→ **PROBLEM DESCRIPTION**:
For the material that follows, list every line containing the word "agricultural".
[begin GIVEN INFORMATION]
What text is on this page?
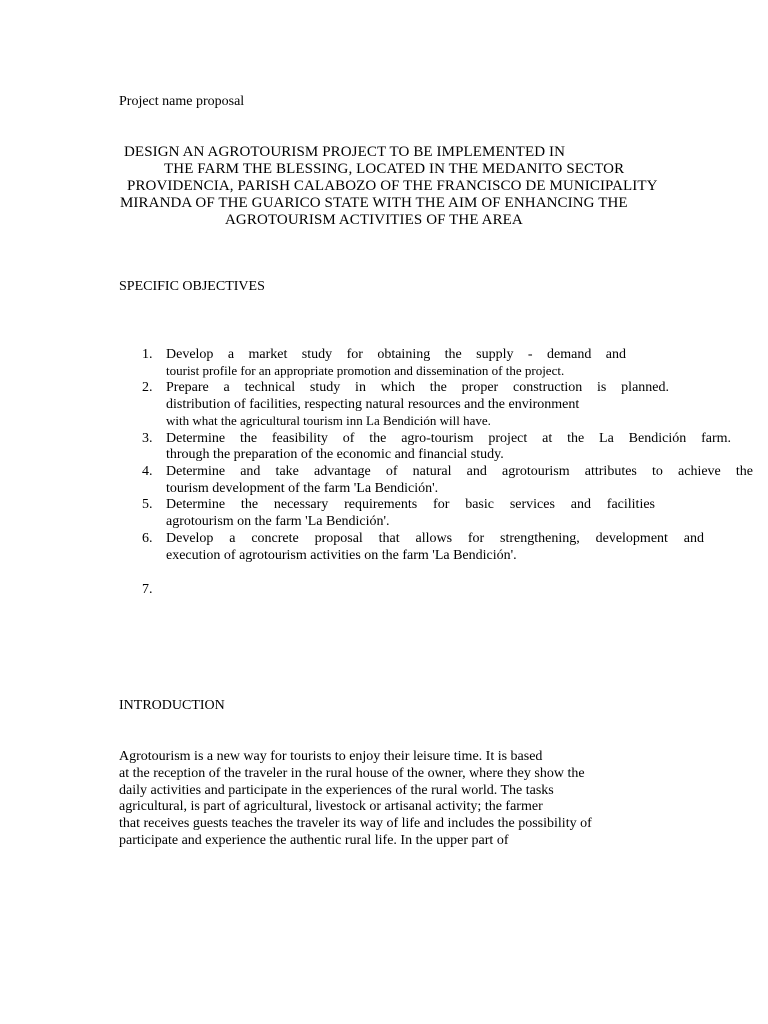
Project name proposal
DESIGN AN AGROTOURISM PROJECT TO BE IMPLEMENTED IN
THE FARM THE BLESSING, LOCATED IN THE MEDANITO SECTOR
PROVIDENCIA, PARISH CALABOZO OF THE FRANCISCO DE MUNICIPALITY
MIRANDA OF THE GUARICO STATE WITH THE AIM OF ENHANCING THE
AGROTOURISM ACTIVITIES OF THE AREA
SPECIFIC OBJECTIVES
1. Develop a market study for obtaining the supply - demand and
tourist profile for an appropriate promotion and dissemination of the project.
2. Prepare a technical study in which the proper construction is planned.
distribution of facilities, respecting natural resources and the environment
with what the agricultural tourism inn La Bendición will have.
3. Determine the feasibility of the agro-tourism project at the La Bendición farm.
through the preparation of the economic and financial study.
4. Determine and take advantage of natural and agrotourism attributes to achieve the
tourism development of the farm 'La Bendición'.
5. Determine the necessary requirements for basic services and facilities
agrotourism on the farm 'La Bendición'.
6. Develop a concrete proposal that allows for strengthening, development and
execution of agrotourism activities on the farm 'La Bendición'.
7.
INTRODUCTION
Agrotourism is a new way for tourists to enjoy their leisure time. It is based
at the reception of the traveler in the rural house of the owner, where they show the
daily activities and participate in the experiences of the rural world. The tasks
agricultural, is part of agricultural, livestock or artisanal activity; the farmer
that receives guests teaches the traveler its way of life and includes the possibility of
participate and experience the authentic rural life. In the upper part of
[end GIVEN INFORMATION]
[begin GIVEN INFORMATION]
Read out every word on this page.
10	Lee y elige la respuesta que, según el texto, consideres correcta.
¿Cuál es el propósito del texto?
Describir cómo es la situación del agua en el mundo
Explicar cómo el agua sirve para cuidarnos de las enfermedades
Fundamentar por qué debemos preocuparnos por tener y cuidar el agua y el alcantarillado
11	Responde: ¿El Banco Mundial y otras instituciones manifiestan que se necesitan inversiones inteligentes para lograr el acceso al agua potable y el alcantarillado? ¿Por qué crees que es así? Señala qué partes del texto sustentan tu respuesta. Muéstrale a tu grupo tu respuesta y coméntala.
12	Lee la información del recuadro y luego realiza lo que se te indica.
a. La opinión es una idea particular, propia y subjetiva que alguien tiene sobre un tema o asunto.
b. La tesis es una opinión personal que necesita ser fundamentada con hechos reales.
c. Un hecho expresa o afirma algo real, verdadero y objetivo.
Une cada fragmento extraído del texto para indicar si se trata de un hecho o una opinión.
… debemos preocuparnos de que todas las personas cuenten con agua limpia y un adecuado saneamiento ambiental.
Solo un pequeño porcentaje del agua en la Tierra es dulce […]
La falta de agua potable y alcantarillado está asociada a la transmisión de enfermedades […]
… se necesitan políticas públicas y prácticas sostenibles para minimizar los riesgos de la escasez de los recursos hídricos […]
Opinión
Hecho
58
[end GIVEN INFORMATION]
[begin GIVEN INFORMATION]
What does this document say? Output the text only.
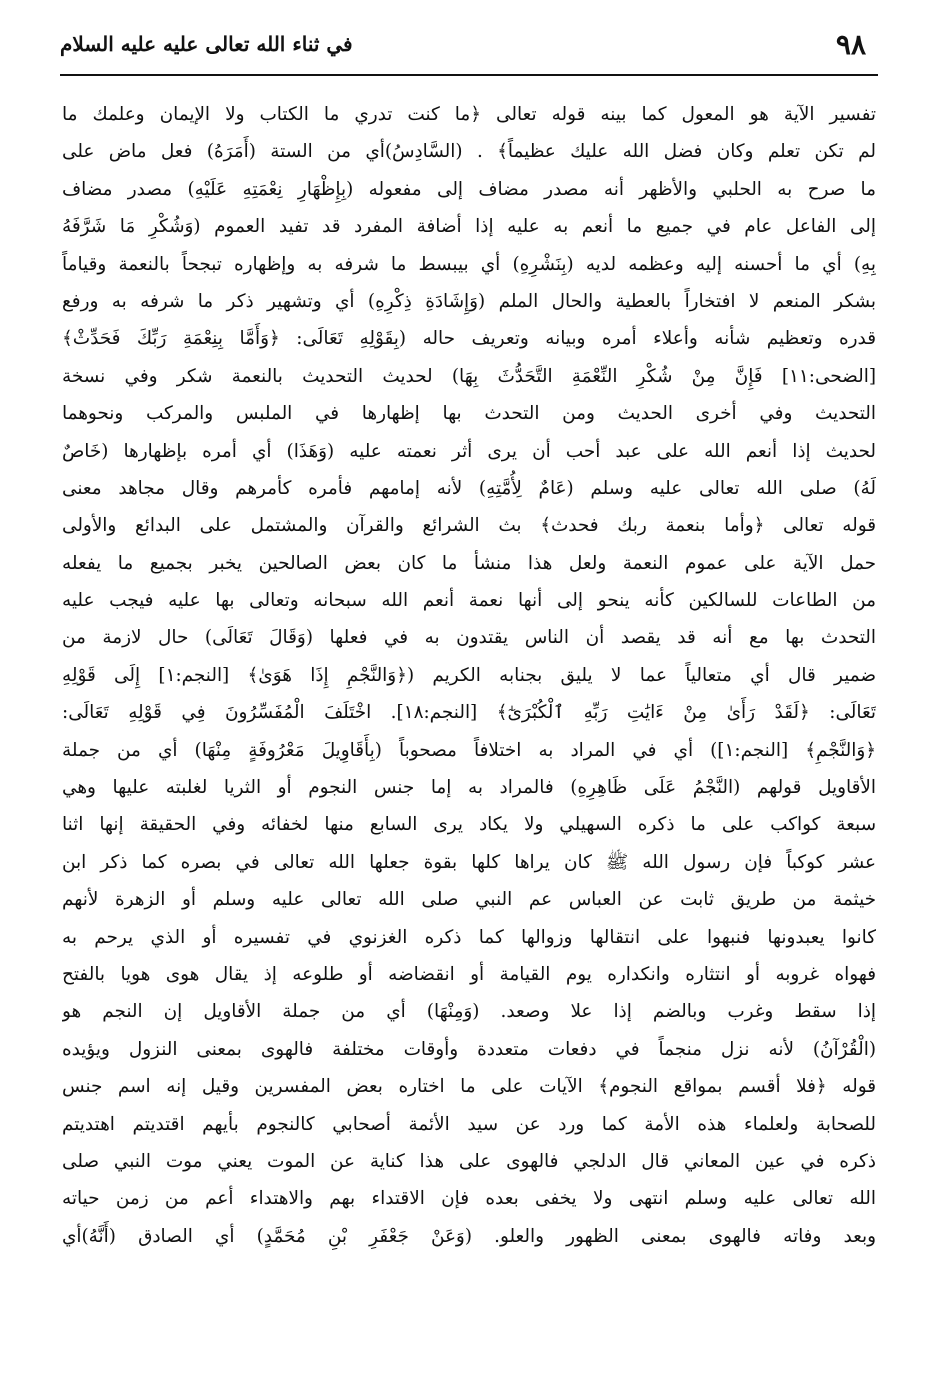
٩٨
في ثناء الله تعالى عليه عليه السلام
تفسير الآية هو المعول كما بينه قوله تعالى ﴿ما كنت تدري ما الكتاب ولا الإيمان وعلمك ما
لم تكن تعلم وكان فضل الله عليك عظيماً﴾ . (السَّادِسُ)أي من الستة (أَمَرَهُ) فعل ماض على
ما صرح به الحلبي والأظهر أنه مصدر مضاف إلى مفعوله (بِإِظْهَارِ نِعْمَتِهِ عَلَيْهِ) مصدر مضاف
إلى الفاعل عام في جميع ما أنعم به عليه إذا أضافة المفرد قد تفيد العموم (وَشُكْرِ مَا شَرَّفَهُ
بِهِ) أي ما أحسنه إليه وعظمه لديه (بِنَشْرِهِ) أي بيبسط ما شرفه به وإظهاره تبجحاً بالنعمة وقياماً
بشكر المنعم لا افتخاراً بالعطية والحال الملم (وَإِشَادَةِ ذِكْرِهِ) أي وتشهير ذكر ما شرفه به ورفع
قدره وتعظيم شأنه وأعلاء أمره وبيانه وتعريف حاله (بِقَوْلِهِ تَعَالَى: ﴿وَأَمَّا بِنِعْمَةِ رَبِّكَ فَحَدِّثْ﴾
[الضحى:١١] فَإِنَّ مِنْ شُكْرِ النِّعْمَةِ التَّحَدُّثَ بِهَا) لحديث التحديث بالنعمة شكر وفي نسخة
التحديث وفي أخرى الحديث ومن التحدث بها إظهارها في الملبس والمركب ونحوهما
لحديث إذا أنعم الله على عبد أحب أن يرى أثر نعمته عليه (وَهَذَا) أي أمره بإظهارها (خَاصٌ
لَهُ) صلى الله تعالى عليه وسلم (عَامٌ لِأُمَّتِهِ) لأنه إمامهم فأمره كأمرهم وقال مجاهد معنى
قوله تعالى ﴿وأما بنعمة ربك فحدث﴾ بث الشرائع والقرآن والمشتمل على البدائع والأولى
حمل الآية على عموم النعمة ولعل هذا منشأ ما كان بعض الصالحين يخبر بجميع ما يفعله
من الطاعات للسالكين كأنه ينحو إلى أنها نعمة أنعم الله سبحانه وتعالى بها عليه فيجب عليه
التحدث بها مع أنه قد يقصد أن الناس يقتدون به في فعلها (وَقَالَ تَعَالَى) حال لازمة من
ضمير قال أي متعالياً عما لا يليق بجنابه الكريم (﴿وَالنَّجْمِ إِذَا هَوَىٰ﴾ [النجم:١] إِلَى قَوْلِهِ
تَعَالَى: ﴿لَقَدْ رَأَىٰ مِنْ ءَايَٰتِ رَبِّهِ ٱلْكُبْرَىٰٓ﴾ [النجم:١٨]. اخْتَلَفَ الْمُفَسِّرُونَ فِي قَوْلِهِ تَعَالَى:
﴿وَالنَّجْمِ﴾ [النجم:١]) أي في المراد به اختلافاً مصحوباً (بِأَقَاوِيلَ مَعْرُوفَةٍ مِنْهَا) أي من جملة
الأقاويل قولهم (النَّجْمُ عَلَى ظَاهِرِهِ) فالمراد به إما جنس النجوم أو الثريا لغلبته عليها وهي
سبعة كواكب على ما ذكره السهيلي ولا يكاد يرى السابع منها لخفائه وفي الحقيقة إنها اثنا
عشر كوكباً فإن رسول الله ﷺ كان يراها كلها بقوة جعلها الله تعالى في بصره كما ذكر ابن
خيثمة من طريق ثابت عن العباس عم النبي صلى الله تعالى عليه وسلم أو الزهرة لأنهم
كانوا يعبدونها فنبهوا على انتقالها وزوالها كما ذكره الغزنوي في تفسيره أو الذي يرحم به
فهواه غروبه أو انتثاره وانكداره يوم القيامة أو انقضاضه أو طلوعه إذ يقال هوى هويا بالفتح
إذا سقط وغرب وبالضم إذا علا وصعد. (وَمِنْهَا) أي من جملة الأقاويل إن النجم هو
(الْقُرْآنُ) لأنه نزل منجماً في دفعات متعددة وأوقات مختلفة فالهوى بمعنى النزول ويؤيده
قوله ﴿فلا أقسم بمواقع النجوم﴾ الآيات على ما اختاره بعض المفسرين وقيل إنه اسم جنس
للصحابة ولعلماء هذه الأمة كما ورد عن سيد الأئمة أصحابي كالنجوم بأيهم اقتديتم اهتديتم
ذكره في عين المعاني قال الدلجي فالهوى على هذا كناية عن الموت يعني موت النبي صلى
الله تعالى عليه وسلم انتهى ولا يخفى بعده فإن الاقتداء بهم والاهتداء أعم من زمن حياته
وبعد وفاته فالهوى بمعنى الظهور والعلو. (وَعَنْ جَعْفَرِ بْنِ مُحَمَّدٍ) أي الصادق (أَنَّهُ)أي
[end GIVEN INFORMATION]
→ **SOLUTION FOR THIS PROBLEM**:
with what the agricultural tourism inn La Bendición will have.
agricultural, is part of agricultural, livestock or artisanal activity; the farmer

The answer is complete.